INPUT -
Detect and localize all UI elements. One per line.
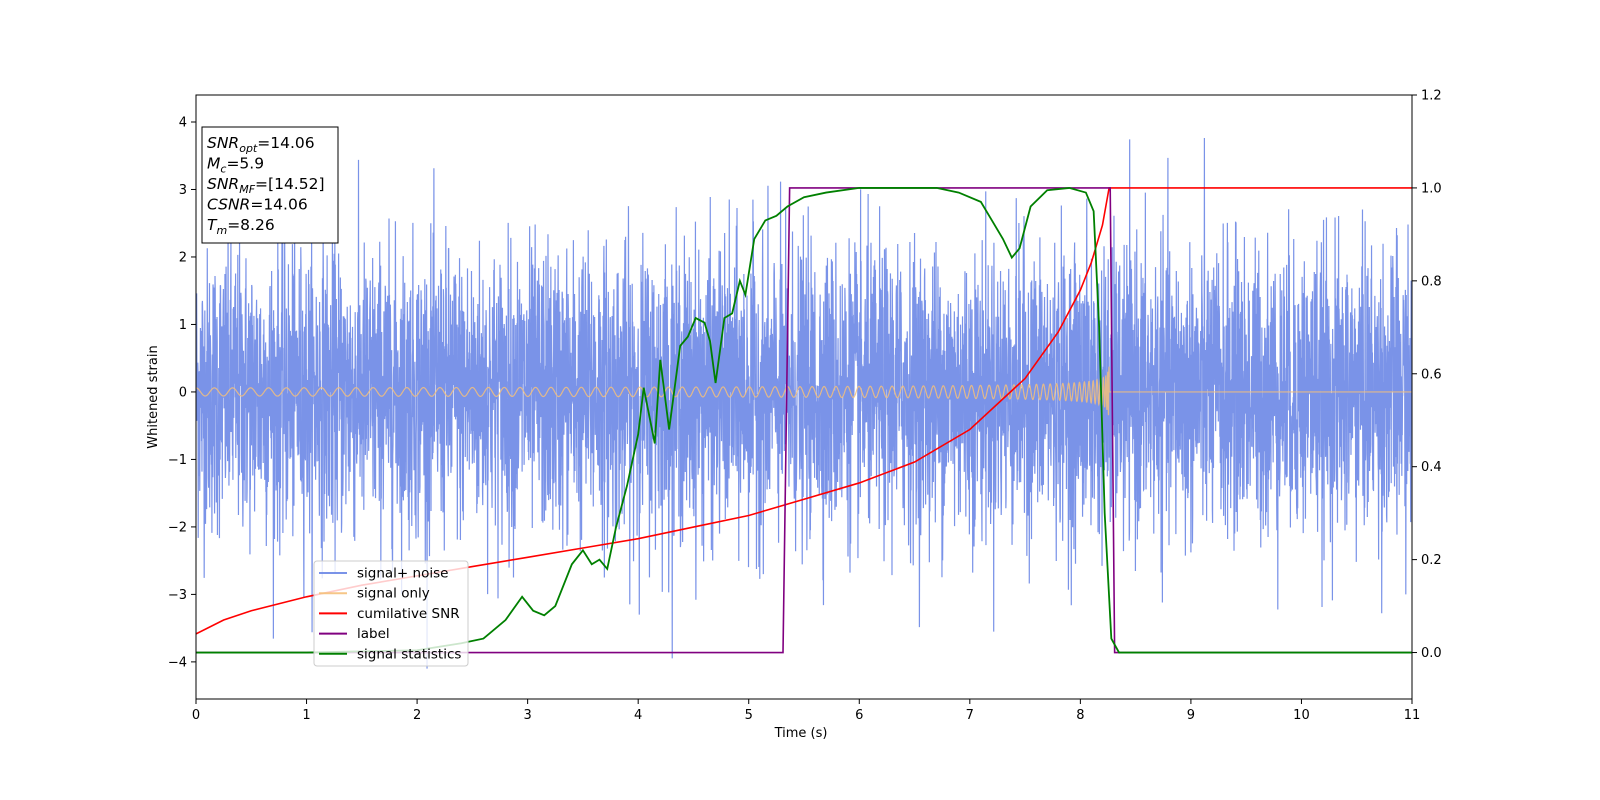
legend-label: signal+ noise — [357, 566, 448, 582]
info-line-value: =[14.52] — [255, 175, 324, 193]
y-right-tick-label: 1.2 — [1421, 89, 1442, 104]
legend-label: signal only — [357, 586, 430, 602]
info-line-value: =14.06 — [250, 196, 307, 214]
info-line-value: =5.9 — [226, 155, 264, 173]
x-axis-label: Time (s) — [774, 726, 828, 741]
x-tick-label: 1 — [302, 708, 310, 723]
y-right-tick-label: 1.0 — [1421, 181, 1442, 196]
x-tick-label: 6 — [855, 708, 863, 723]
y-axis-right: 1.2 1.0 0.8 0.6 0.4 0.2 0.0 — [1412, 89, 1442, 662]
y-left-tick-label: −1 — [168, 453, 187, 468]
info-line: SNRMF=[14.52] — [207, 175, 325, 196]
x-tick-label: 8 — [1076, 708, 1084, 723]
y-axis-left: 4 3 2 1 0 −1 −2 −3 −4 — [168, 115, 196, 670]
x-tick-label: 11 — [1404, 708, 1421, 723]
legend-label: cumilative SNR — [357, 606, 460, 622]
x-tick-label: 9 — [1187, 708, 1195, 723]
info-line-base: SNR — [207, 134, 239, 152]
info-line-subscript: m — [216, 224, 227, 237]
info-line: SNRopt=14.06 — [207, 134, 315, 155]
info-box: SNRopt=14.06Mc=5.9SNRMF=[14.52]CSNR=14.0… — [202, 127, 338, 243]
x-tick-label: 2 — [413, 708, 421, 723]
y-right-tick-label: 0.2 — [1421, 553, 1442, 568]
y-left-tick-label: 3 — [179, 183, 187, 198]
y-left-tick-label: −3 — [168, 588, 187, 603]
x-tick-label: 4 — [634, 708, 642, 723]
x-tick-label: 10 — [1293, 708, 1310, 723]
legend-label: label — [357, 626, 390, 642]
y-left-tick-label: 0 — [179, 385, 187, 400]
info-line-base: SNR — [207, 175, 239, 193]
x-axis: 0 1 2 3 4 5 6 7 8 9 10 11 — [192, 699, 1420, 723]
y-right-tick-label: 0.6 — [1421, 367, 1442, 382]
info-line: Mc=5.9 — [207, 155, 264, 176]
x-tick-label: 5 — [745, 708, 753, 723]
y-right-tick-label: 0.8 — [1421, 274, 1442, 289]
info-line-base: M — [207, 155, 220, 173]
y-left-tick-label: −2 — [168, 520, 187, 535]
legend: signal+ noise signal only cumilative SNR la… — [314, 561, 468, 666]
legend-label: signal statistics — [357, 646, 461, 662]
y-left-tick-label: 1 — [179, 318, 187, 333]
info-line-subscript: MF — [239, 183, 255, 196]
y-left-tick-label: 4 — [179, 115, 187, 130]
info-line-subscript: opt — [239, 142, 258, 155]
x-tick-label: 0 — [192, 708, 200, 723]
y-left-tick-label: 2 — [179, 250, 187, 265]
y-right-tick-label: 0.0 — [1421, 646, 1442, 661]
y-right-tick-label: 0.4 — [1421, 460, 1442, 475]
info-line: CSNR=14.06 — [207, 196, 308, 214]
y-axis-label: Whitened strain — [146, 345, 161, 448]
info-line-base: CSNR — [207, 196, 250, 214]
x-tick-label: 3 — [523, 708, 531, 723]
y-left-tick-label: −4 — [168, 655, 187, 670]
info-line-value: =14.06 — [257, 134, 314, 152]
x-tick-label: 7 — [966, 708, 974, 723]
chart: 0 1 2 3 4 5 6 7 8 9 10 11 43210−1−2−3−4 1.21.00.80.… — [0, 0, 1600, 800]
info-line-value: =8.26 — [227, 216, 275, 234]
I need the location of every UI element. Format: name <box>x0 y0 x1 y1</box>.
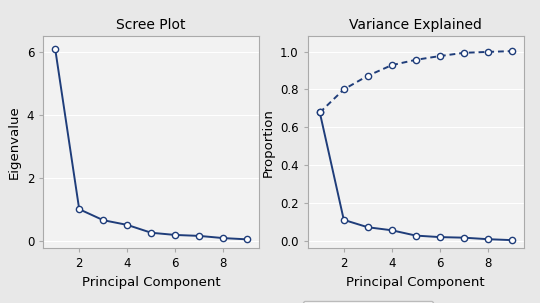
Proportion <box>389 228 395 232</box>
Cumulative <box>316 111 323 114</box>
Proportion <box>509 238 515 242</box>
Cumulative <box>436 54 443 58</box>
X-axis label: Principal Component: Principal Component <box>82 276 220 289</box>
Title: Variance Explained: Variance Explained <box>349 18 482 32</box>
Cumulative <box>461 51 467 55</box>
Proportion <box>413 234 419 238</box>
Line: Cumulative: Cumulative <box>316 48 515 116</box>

TASK OBJECTIVE -
Could you retype every item above verbatim, line for line, leaving out the pictures?

FINAL ANSWER -
Detect and localize all UI elements. One per line.
legend-label: signal+ noise — [357, 566, 448, 582]
info-line-value: =[14.52] — [255, 175, 324, 193]
y-right-tick-label: 1.2 — [1421, 89, 1442, 104]
legend-label: signal only — [357, 586, 430, 602]
info-line-value: =14.06 — [250, 196, 307, 214]
info-line-value: =5.9 — [226, 155, 264, 173]
x-axis-label: Time (s) — [774, 726, 828, 741]
x-tick-label: 1 — [302, 708, 310, 723]
y-right-tick-label: 1.0 — [1421, 181, 1442, 196]
x-tick-label: 6 — [855, 708, 863, 723]
y-axis-right: 1.2 1.0 0.8 0.6 0.4 0.2 0.0 — [1412, 89, 1442, 662]
y-left-tick-label: −1 — [168, 453, 187, 468]
info-line: SNRMF=[14.52] — [207, 175, 325, 196]
x-tick-label: 8 — [1076, 708, 1084, 723]
y-axis-left: 4 3 2 1 0 −1 −2 −3 −4 — [168, 115, 196, 670]
x-tick-label: 11 — [1404, 708, 1421, 723]
legend-label: cumilative SNR — [357, 606, 460, 622]
x-tick-label: 9 — [1187, 708, 1195, 723]
info-line-base: SNR — [207, 134, 239, 152]
info-line-subscript: m — [216, 224, 227, 237]
info-line: SNRopt=14.06 — [207, 134, 315, 155]
info-box: SNRopt=14.06Mc=5.9SNRMF=[14.52]CSNR=14.0… — [202, 127, 338, 243]
x-tick-label: 2 — [413, 708, 421, 723]
y-right-tick-label: 0.2 — [1421, 553, 1442, 568]
y-left-tick-label: 3 — [179, 183, 187, 198]
y-left-tick-label: −3 — [168, 588, 187, 603]
x-tick-label: 4 — [634, 708, 642, 723]
x-tick-label: 10 — [1293, 708, 1310, 723]
legend-label: label — [357, 626, 390, 642]
y-left-tick-label: 0 — [179, 385, 187, 400]
info-line-base: SNR — [207, 175, 239, 193]
x-axis: 0 1 2 3 4 5 6 7 8 9 10 11 — [192, 699, 1420, 723]
y-right-tick-label: 0.6 — [1421, 367, 1442, 382]
info-line: Mc=5.9 — [207, 155, 264, 176]
x-tick-label: 5 — [745, 708, 753, 723]
y-right-tick-label: 0.8 — [1421, 274, 1442, 289]
info-line-base: M — [207, 155, 220, 173]
y-left-tick-label: −2 — [168, 520, 187, 535]
legend: signal+ noise signal only cumilative SNR la… — [314, 561, 468, 666]
legend-label: signal statistics — [357, 646, 461, 662]
y-left-tick-label: 1 — [179, 318, 187, 333]
info-line-subscript: MF — [239, 183, 255, 196]
y-left-tick-label: 4 — [179, 115, 187, 130]
info-line-subscript: opt — [239, 142, 258, 155]
x-tick-label: 0 — [192, 708, 200, 723]
y-left-tick-label: 2 — [179, 250, 187, 265]
y-right-tick-label: 0.0 — [1421, 646, 1442, 661]
y-right-tick-label: 0.4 — [1421, 460, 1442, 475]
info-line: CSNR=14.06 — [207, 196, 308, 214]
y-axis-label: Whitened strain — [146, 345, 161, 448]
info-line-base: CSNR — [207, 196, 250, 214]
x-tick-label: 3 — [523, 708, 531, 723]
y-left-tick-label: −4 — [168, 655, 187, 670]
info-line-value: =14.06 — [257, 134, 314, 152]
x-tick-label: 7 — [966, 708, 974, 723]
chart: 0 1 2 3 4 5 6 7 8 9 10 11 43210−1−2−3−4 1.21.00.80.… — [0, 0, 1600, 800]
info-line-value: =8.26 — [227, 216, 275, 234]
I need the location of every UI element. Format: name <box>x0 y0 x1 y1</box>.
Proportion <box>389 228 395 232</box>
Cumulative <box>316 111 323 114</box>
Proportion <box>509 238 515 242</box>
Cumulative <box>436 54 443 58</box>
X-axis label: Principal Component: Principal Component <box>82 276 220 289</box>
Title: Variance Explained: Variance Explained <box>349 18 482 32</box>
Cumulative <box>461 51 467 55</box>
Proportion <box>413 234 419 238</box>
Line: Cumulative: Cumulative <box>316 48 515 116</box>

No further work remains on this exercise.